■ Supplied material:
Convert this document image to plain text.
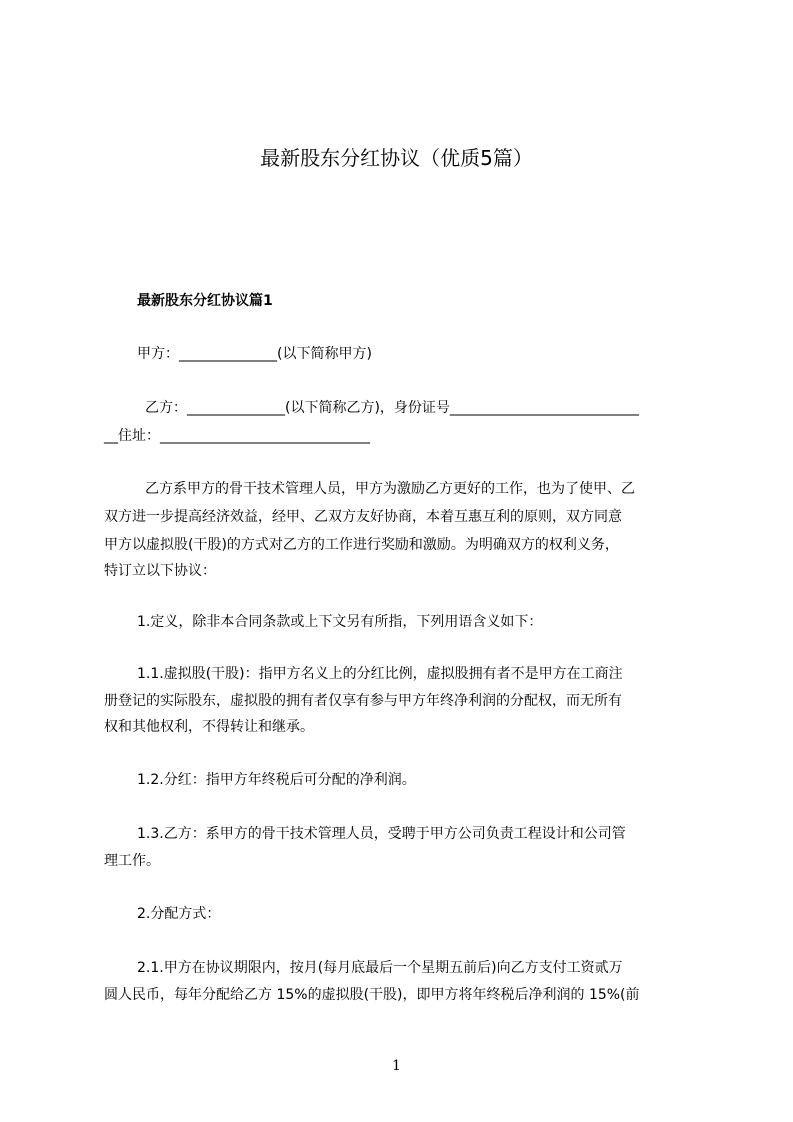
最新股东分红协议（优质5篇）
最新股东分红协议篇1
甲方：______________(以下简称甲方)
乙方：______________(以下简称乙方)，身份证号___________________________
__住址：______________________________
乙方系甲方的骨干技术管理人员，甲方为激励乙方更好的工作，也为了使甲、乙
双方进一步提高经济效益，经甲、乙双方友好协商，本着互惠互利的原则，双方同意
甲方以虚拟股(干股)的方式对乙方的工作进行奖励和激励。为明确双方的权利义务，
特订立以下协议：
1.定义，除非本合同条款或上下文另有所指，下列用语含义如下：
1.1.虚拟股(干股)：指甲方名义上的分红比例，虚拟股拥有者不是甲方在工商注
册登记的实际股东，虚拟股的拥有者仅享有参与甲方年终净利润的分配权，而无所有
权和其他权利，不得转让和继承。
1.2.分红：指甲方年终税后可分配的净利润。
1.3.乙方：系甲方的骨干技术管理人员，受聘于甲方公司负责工程设计和公司管
理工作。
2.分配方式：
2.1.甲方在协议期限内，按月(每月底最后一个星期五前后)向乙方支付工资贰万
圆人民币，每年分配给乙方 15%的虚拟股(干股)，即甲方将年终税后净利润的 15%(前
1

■ Given request: Exact duplication of all the records is required; pictures are omitted from the copy.

■ In response:
Convert this document image to plain text.
最新股东分红协议（优质5篇）
最新股东分红协议篇1
甲方：______________(以下简称甲方)
乙方：______________(以下简称乙方)，身份证号___________________________
__住址：______________________________
乙方系甲方的骨干技术管理人员，甲方为激励乙方更好的工作，也为了使甲、乙
双方进一步提高经济效益，经甲、乙双方友好协商，本着互惠互利的原则，双方同意
甲方以虚拟股(干股)的方式对乙方的工作进行奖励和激励。为明确双方的权利义务，
特订立以下协议：
1.定义，除非本合同条款或上下文另有所指，下列用语含义如下：
1.1.虚拟股(干股)：指甲方名义上的分红比例，虚拟股拥有者不是甲方在工商注
册登记的实际股东，虚拟股的拥有者仅享有参与甲方年终净利润的分配权，而无所有
权和其他权利，不得转让和继承。
1.2.分红：指甲方年终税后可分配的净利润。
1.3.乙方：系甲方的骨干技术管理人员，受聘于甲方公司负责工程设计和公司管
理工作。
2.分配方式：
2.1.甲方在协议期限内，按月(每月底最后一个星期五前后)向乙方支付工资贰万
圆人民币，每年分配给乙方 15%的虚拟股(干股)，即甲方将年终税后净利润的 15%(前
1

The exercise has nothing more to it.